Work to do
Work out the number of lines with "multiplier" in them. Reply with that number and no other words.

Listed entries
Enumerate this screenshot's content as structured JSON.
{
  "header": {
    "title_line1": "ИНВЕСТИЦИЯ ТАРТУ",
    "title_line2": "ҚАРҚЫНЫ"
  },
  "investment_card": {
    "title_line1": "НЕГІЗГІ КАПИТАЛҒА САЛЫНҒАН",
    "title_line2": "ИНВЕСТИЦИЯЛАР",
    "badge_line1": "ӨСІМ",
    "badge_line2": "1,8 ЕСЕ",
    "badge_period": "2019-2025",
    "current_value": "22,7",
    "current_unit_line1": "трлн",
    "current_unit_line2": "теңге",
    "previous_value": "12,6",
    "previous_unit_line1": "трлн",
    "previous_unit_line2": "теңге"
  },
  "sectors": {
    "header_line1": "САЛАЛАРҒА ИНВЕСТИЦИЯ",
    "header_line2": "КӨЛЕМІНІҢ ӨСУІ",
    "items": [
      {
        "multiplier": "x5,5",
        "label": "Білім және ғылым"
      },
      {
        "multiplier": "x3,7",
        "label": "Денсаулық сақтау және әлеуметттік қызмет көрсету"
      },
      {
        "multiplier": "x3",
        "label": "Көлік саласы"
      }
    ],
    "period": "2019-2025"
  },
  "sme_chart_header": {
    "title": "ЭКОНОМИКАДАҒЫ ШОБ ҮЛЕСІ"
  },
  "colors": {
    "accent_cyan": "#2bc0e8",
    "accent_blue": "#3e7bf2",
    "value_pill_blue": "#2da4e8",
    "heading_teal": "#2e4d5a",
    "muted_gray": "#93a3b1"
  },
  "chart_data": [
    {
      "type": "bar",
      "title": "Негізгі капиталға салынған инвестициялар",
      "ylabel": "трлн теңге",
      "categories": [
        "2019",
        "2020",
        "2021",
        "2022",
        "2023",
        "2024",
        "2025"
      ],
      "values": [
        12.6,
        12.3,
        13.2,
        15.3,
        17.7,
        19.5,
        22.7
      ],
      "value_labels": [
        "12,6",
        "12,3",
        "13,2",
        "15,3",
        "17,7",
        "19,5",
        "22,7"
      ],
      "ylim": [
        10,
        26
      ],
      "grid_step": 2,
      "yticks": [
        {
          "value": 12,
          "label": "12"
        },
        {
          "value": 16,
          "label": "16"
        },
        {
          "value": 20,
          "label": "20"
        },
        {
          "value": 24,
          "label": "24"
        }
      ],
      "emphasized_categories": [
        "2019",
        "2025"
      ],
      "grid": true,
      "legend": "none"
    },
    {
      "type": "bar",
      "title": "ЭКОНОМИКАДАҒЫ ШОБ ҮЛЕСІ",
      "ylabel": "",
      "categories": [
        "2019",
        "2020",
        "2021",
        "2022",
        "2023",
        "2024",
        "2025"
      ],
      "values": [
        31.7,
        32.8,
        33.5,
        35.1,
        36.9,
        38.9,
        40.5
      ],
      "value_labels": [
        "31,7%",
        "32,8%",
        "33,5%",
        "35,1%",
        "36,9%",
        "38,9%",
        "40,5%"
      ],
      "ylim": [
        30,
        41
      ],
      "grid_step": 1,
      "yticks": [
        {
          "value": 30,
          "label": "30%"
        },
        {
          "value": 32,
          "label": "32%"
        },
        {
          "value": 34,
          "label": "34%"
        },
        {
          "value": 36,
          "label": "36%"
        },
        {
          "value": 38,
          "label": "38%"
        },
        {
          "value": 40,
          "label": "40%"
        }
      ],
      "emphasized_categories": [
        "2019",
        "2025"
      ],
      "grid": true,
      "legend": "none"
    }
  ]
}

Completed task
3